→ Extract
It is still possible for rqs belonging to same sw queue to complete on different
CPUs, so same issue with legacy queue.

> +
> if (!q->softirq_done_fn)
> blk_mq_end_request(rq, rq->errors);
> else
> @@ -423,6 +433,8 @@ void blk_mq_start_request(struct request *rq)
> if (unlikely(blk_bidi_rq(rq)))
> rq->next_rq->resid_len = blk_rq_bytes(rq->next_rq);
>
> + blk_stat_set_issue_time(&rq->issue_stat);
> +
> blk_add_timer(rq);
>
> /*
> @@ -1708,6 +1720,8 @@ static void blk_mq_init_cpu_queues(struct request_queue *q,
> spin_lock_init(&__ctx->lock);
> INIT_LIST_HEAD(&__ctx->rq_list);
> __ctx->queue = q;
> + blk_stat_init(&__ctx->stat[0]);
> + blk_stat_init(&__ctx->stat[1]);
>
> /* If the cpu isn't online, the cpu is mapped to first hctx */
> if (!cpu_online(i))
> diff --git a/block/blk-mq.h b/block/blk-mq.h
> index e5d25249028c..8cf16cb69f64 100644
> --- a/block/blk-mq.h
> +++ b/block/blk-mq.h
> @@ -1,6 +1,8 @@
> #ifndef INT_BLK_MQ_H
> #define INT_BLK_MQ_H
>
> +#include "blk-stat.h"
> +
> struct blk_mq_tag_set;
>
> struct blk_mq_ctx {
> @@ -18,6 +20,7 @@ struct blk_mq_ctx {
>
> /* incremented at completion time */
> unsigned long ____cacheline_aligned_in_smp rq_completed[2];
> + struct blk_rq_stat stat[2];
>
> struct request_queue *queue;
> struct kobject kobj;
> diff --git a/block/blk-stat.c b/block/blk-stat.c
> new file mode 100644
> index 000000000000..642afdc6d0f8
> --- /dev/null
> +++ b/block/blk-stat.c
> @@ -0,0 +1,226 @@
> +/*
> + * Block stat tracking code
> + *
> + * Copyright (C) 2016 Jens Axboe
> + */
> +#include <linux/kernel.h>
> +#include <linux/blk-mq.h>
> +
> +#include "blk-stat.h"

→ Information provided
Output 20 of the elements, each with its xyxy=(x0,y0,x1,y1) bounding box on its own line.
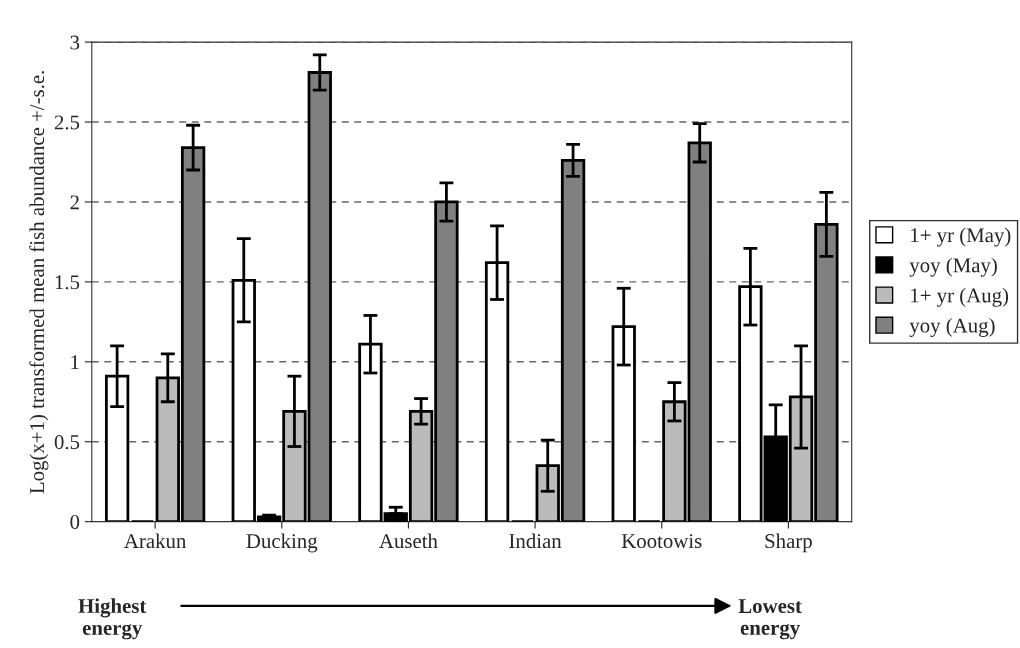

→ Problems to solve
a – Translate this sentence from the patch review into Spanish: "It is still possible for rqs belonging to same sw queue to complete on different CPUs, so same issue with legacy queue."
b – In the patch review, swap "CPUs" for "processors" and write out the passage from "It is still" up to and including "blk_mq_start_request(struct request *rq)".

→ Exercise results
a – Todavía es posible que las rqs que pertenecen a la misma cola sw se completen en CPU diferentes, así que existe el mismo problema con la cola heredada.

b –
It is still possible for rqs belonging to same sw queue to complete on different
processors, so same issue with legacy queue.

> +
> if (!q->softirq_done_fn)
> blk_mq_end_request(rq, rq->errors);
> else
> @@ -423,6 +433,8 @@ void blk_mq_start_request(struct request *rq)